WORK TO DO :: Extract all of the entries and give them again, word for word.

GIVEN ENTRIES ::
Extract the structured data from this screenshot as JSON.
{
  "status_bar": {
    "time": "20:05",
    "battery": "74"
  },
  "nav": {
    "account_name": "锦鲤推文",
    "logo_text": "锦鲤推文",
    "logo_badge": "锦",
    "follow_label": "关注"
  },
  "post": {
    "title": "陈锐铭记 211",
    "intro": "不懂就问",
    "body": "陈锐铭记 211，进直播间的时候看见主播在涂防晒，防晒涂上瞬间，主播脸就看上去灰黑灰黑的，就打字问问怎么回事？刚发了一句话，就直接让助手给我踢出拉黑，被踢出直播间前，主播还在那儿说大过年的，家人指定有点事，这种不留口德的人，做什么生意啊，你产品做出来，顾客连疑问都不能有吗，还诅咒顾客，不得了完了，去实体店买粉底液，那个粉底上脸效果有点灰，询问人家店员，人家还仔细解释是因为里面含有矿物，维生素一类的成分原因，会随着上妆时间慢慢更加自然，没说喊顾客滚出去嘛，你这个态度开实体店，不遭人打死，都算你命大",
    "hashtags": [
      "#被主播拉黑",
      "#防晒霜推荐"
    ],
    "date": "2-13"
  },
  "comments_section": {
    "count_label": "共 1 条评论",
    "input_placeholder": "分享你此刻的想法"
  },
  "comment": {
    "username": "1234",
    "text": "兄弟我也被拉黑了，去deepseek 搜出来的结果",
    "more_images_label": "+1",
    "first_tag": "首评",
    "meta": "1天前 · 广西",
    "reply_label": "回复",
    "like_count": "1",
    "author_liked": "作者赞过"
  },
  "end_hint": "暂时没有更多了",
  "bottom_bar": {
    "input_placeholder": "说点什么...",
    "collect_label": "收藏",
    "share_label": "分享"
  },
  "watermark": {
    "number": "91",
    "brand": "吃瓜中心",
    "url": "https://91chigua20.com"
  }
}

RESULT OF THIS EXERCISE ::
Extract the structured data from this screenshot as JSON.
{
  "status_bar": {
    "time": "20:05",
    "battery": "74"
  },
  "nav": {
    "account_name": "锦鲤推文",
    "logo_text": "锦鲤推文",
    "logo_badge": "锦",
    "follow_label": "关注"
  },
  "post": {
    "title": "陈锐铭记 211",
    "intro": "不懂就问",
    "body": "陈锐铭记 211，进直播间的时候看见主播在涂防晒，防晒涂上瞬间，主播脸就看上去灰黑灰黑的，就打字问问怎么回事？刚发了一句话，就直接让助手给我踢出拉黑，被踢出直播间前，主播还在那儿说大过年的，家人指定有点事，这种不留口德的人，做什么生意啊，你产品做出来，顾客连疑问都不能有吗，还诅咒顾客，不得了完了，去实体店买粉底液，那个粉底上脸效果有点灰，询问人家店员，人家还仔细解释是因为里面含有矿物，维生素一类的成分原因，会随着上妆时间慢慢更加自然，没说喊顾客滚出去嘛，你这个态度开实体店，不遭人打死，都算你命大",
    "hashtags": [
      "#被主播拉黑",
      "#防晒霜推荐"
    ],
    "date": "2-13"
  },
  "comments_section": {
    "count_label": "共 1 条评论",
    "input_placeholder": "分享你此刻的想法"
  },
  "comment": {
    "username": "1234",
    "text": "兄弟我也被拉黑了，去deepseek 搜出来的结果",
    "more_images_label": "+1",
    "first_tag": "首评",
    "meta": "1天前 · 广西",
    "reply_label": "回复",
    "like_count": "1",
    "author_liked": "作者赞过"
  },
  "end_hint": "暂时没有更多了",
  "bottom_bar": {
    "input_placeholder": "说点什么...",
    "collect_label": "收藏",
    "share_label": "分享"
  },
  "watermark": {
    "number": "91",
    "brand": "吃瓜中心",
    "url": "https://91chigua20.com"
  }
}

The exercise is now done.